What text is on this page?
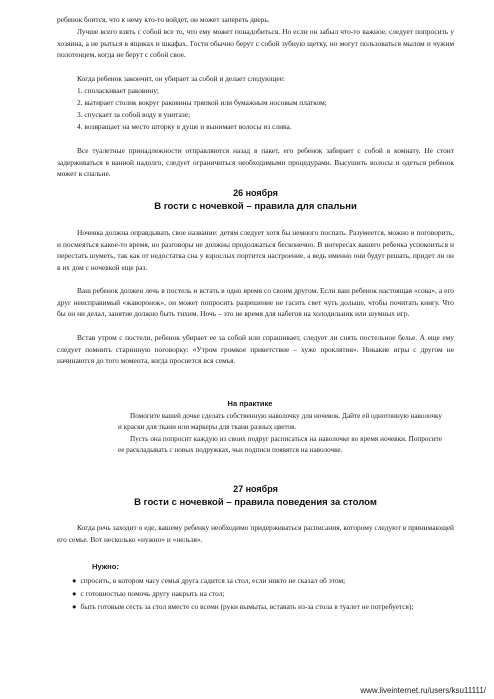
ребенок боится, что к нему кто-то войдет, он может запереть дверь.

Лучше всего взять с собой все то, что ему может понадобиться. Но если он забыл что-то важное, следует попросить у хозяина, а не рыться в ящиках и шкафах. Гости обычно берут с собой зубную щетку, но могут пользоваться мылом и чужим полотенцем, когда не берут с собой свое.

Когда ребенок закончит, он убирает за собой и делает следующее:

1. споласкивает раковину;

2. вытирает столик вокруг раковины тряпкой или бумажным носовым платком;

3. спускает за собой воду в унитазе;

4. возвращает на место шторку в душе и вынимает волосы из слива.

Все туалетные принадлежности отправляются назад в пакет, его ребенок забирает с собой в комнату. Не стоит задерживаться в ванной надолго, следует ограничиться необходимыми процедурами. Высушить волосы и одеться ребенок может в спальне.

26 ноября
В гости с ночевкой – правила для спальни

Ночевка должна оправдывать свое название: детям следует хотя бы немного поспать. Разумеется, можно и поговорить, и посмеяться какое-то время, но разговоры не должны продолжаться бесконечно. В интересах вашего ребенка успокоиться и перестать шуметь, так как от недостатка сна у взрослых портится настроение, а ведь именно они будут решать, придет ли он в их дом с ночевкой еще раз.

Ваш ребенок должен лечь в постель и встать в одно время со своим другом. Если ваш ребенок настоящая «сова», а его друг неисправимый «жаворонок», он может попросить разрешение не гасить свет чуть дольше, чтобы почитать книгу. Что бы он ни делал, занятие должно быть тихим. Ночь – это не время для набегов на холодильник или шумных игр.

Встав утром с постели, ребенок убирает ее за собой или спрашивает, следует ли снять постельное белье. А еще ему следует помнить старинную поговорку: «Утром громкое приветствие – хуже проклятия». Никакие игры с другом не начинаются до того момента, когда проснется вся семья.

На практике

Помогите вашей дочке сделать собственную наволочку для ночевок. Дайте ей однотонную наволочку и краски для ткани или маркеры для ткани разных цветов.

Пусть она попросит каждую из своих подруг расписаться на наволочке во время ночевки. Попросите ее раскладывать с новых подружках, чьи подписи появятся на наволочке.

27 ноября
В гости с ночевкой – правила поведения за столом

Когда речь заходит о еде, вашему ребенку необходимо придерживаться расписания, которому следуют в принимающей его семье. Вот несколько «нужно» и «нельзя».

Нужно:

● спросить, в котором часу семья друга садится за стол, если никто не сказал об этом;

● с готовностью помочь другу накрыть на стол;

● быть готовым сесть за стол вместе со всеми (руки вымыты, вставать из-за стола в туалет не потребуется);

www.liveinternet.ru/users/ksu11111/
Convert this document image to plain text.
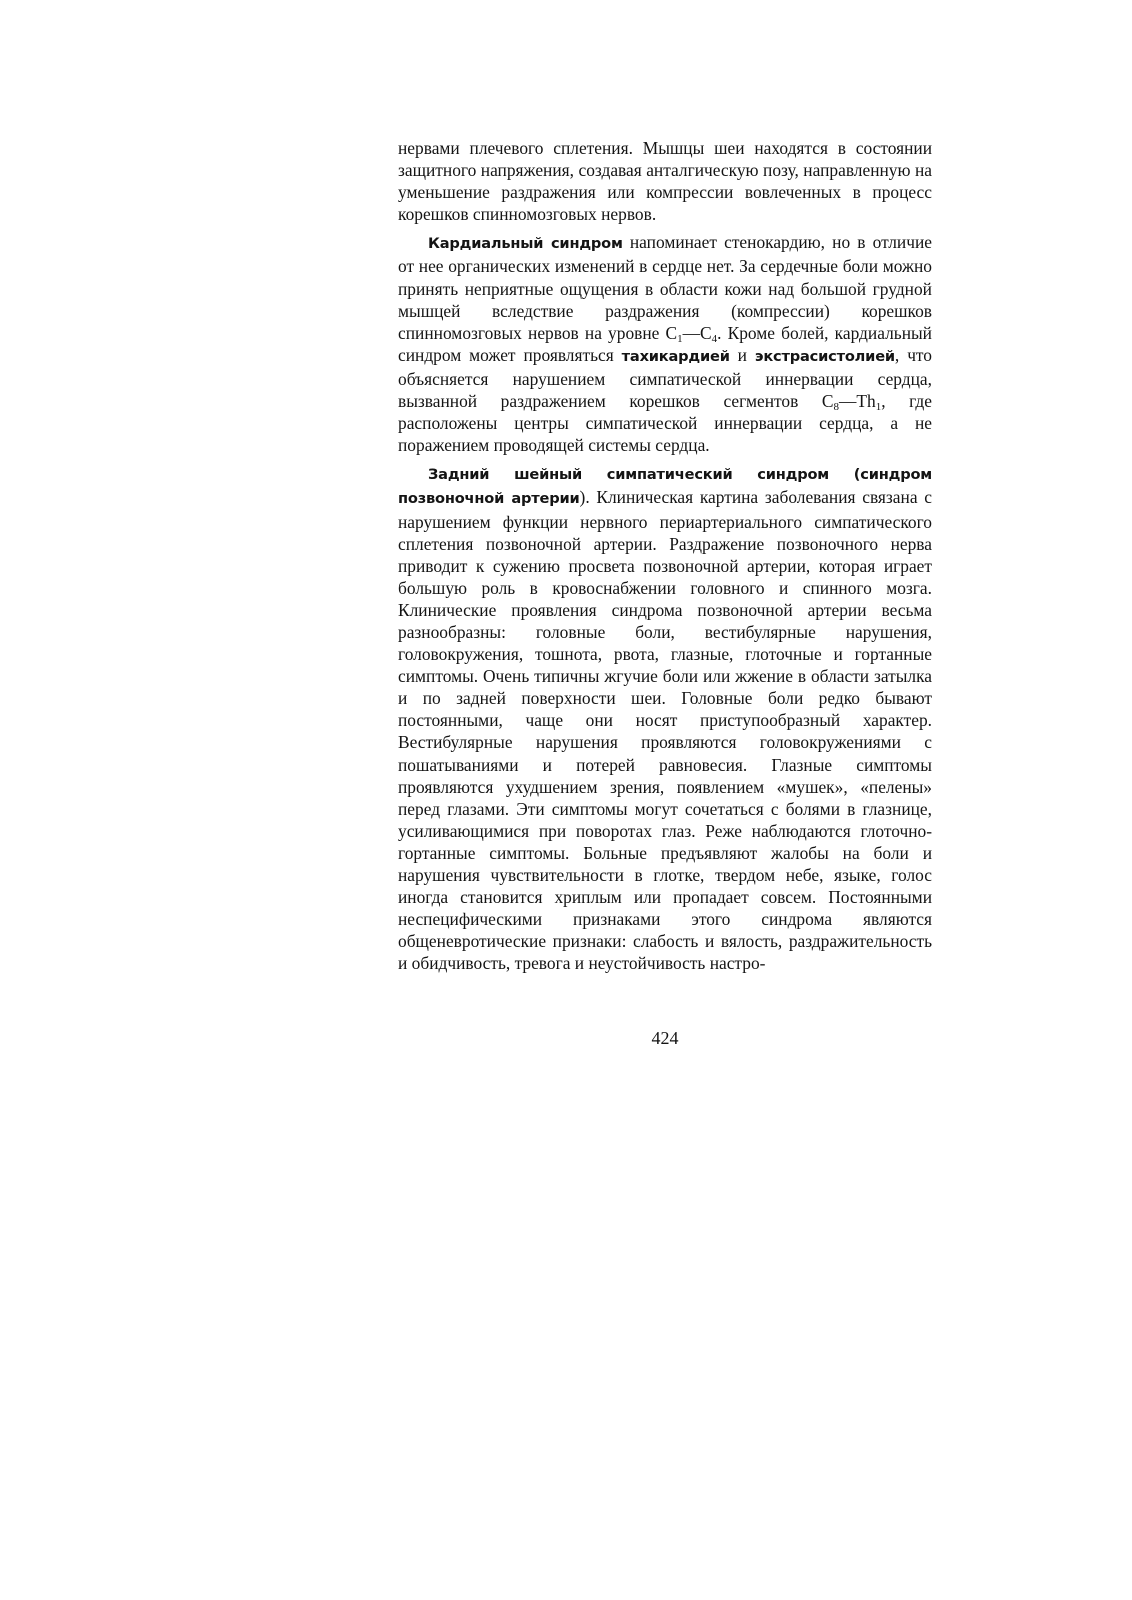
нервами плечевого сплетения. Мышцы шеи находятся в состоянии защитного напряжения, создавая анталгическую позу, направленную на уменьшение раздражения или компрессии вовлеченных в процесс корешков спинномозговых нервов.

Кардиальный синдром напоминает стенокардию, но в отличие от нее органических изменений в сердце нет. За сердечные боли можно принять неприятные ощущения в области кожи над большой грудной мышцей вследствие раздражения (компрессии) корешков спинномозговых нервов на уровне $С_1—С_4$. Кроме болей, кардиальный синдром может проявляться тахикардией и экстрасистолией, что объясняется нарушением симпатической иннервации сердца, вызванной раздражением корешков сегментов $С_8—Th_1$, где расположены центры симпатической иннервации сердца, а не поражением проводящей системы сердца.

Задний шейный симпатический синдром (синдром позвоночной артерии). Клиническая картина заболевания связана с нарушением функции нервного периартериального симпатического сплетения позвоночной артерии. Раздражение позвоночного нерва приводит к сужению просвета позвоночной артерии, которая играет большую роль в кровоснабжении головного и спинного мозга. Клинические проявления синдрома позвоночной артерии весьма разнообразны: головные боли, вестибулярные нарушения, головокружения, тошнота, рвота, глазные, глоточные и гортанные симптомы. Очень типичны жгучие боли или жжение в области затылка и по задней поверхности шеи. Головные боли редко бывают постоянными, чаще они носят приступообразный характер. Вестибулярные нарушения проявляются головокружениями с пошатываниями и потерей равновесия. Глазные симптомы проявляются ухудшением зрения, появлением «мушек», «пелены» перед глазами. Эти симптомы могут сочетаться с болями в глазнице, усиливающимися при поворотах глаз. Реже наблюдаются глоточно-гортанные симптомы. Больные предъявляют жалобы на боли и нарушения чувствительности в глотке, твердом небе, языке, голос иногда становится хриплым или пропадает совсем. Постоянными неспецифическими признаками этого синдрома являются общеневротические признаки: слабость и вялость, раздражительность и обидчивость, тревога и неустойчивость настро-

424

***

▶ **WHAT YOU ARE ASKED TO DO**: Reproduce the whole listing above word for word, but not its pictures.

▶ **EXERCISE OUTPUT**:
What text is on this page?
ребенок боится, что к нему кто-то войдет, он может запереть дверь.

Лучше всего взять с собой все то, что ему может понадобиться. Но если он забыл что-то важное, следует попросить у хозяина, а не рыться в ящиках и шкафах. Гости обычно берут с собой зубную щетку, но могут пользоваться мылом и чужим полотенцем, когда не берут с собой свое.

Когда ребенок закончит, он убирает за собой и делает следующее:

1. споласкивает раковину;

2. вытирает столик вокруг раковины тряпкой или бумажным носовым платком;

3. спускает за собой воду в унитазе;

4. возвращает на место шторку в душе и вынимает волосы из слива.

Все туалетные принадлежности отправляются назад в пакет, его ребенок забирает с собой в комнату. Не стоит задерживаться в ванной надолго, следует ограничиться необходимыми процедурами. Высушить волосы и одеться ребенок может в спальне.

26 ноября
В гости с ночевкой – правила для спальни

Ночевка должна оправдывать свое название: детям следует хотя бы немного поспать. Разумеется, можно и поговорить, и посмеяться какое-то время, но разговоры не должны продолжаться бесконечно. В интересах вашего ребенка успокоиться и перестать шуметь, так как от недостатка сна у взрослых портится настроение, а ведь именно они будут решать, придет ли он в их дом с ночевкой еще раз.

Ваш ребенок должен лечь в постель и встать в одно время со своим другом. Если ваш ребенок настоящая «сова», а его друг неисправимый «жаворонок», он может попросить разрешение не гасить свет чуть дольше, чтобы почитать книгу. Что бы он ни делал, занятие должно быть тихим. Ночь – это не время для набегов на холодильник или шумных игр.

Встав утром с постели, ребенок убирает ее за собой или спрашивает, следует ли снять постельное белье. А еще ему следует помнить старинную поговорку: «Утром громкое приветствие – хуже проклятия». Никакие игры с другом не начинаются до того момента, когда проснется вся семья.

На практике

Помогите вашей дочке сделать собственную наволочку для ночевок. Дайте ей однотонную наволочку и краски для ткани или маркеры для ткани разных цветов.

Пусть она попросит каждую из своих подруг расписаться на наволочке во время ночевки. Попросите ее раскладывать с новых подружках, чьи подписи появятся на наволочке.

27 ноября
В гости с ночевкой – правила поведения за столом

Когда речь заходит о еде, вашему ребенку необходимо придерживаться расписания, которому следуют в принимающей его семье. Вот несколько «нужно» и «нельзя».

Нужно:

● спросить, в котором часу семья друга садится за стол, если никто не сказал об этом;

● с готовностью помочь другу накрыть на стол;

● быть готовым сесть за стол вместе со всеми (руки вымыты, вставать из-за стола в туалет не потребуется);

www.liveinternet.ru/users/ksu11111/
Convert this document image to plain text.
нервами плечевого сплетения. Мышцы шеи находятся в состоянии защитного напряжения, создавая анталгическую позу, направленную на уменьшение раздражения или компрессии вовлеченных в процесс корешков спинномозговых нервов.

Кардиальный синдром напоминает стенокардию, но в отличие от нее органических изменений в сердце нет. За сердечные боли можно принять неприятные ощущения в области кожи над большой грудной мышцей вследствие раздражения (компрессии) корешков спинномозговых нервов на уровне $С_1—С_4$. Кроме болей, кардиальный синдром может проявляться тахикардией и экстрасистолией, что объясняется нарушением симпатической иннервации сердца, вызванной раздражением корешков сегментов $С_8—Th_1$, где расположены центры симпатической иннервации сердца, а не поражением проводящей системы сердца.

Задний шейный симпатический синдром (синдром позвоночной артерии). Клиническая картина заболевания связана с нарушением функции нервного периартериального симпатического сплетения позвоночной артерии. Раздражение позвоночного нерва приводит к сужению просвета позвоночной артерии, которая играет большую роль в кровоснабжении головного и спинного мозга. Клинические проявления синдрома позвоночной артерии весьма разнообразны: головные боли, вестибулярные нарушения, головокружения, тошнота, рвота, глазные, глоточные и гортанные симптомы. Очень типичны жгучие боли или жжение в области затылка и по задней поверхности шеи. Головные боли редко бывают постоянными, чаще они носят приступообразный характер. Вестибулярные нарушения проявляются головокружениями с пошатываниями и потерей равновесия. Глазные симптомы проявляются ухудшением зрения, появлением «мушек», «пелены» перед глазами. Эти симптомы могут сочетаться с болями в глазнице, усиливающимися при поворотах глаз. Реже наблюдаются глоточно-гортанные симптомы. Больные предъявляют жалобы на боли и нарушения чувствительности в глотке, твердом небе, языке, голос иногда становится хриплым или пропадает совсем. Постоянными неспецифическими признаками этого синдрома являются общеневротические признаки: слабость и вялость, раздражительность и обидчивость, тревога и неустойчивость настро-

424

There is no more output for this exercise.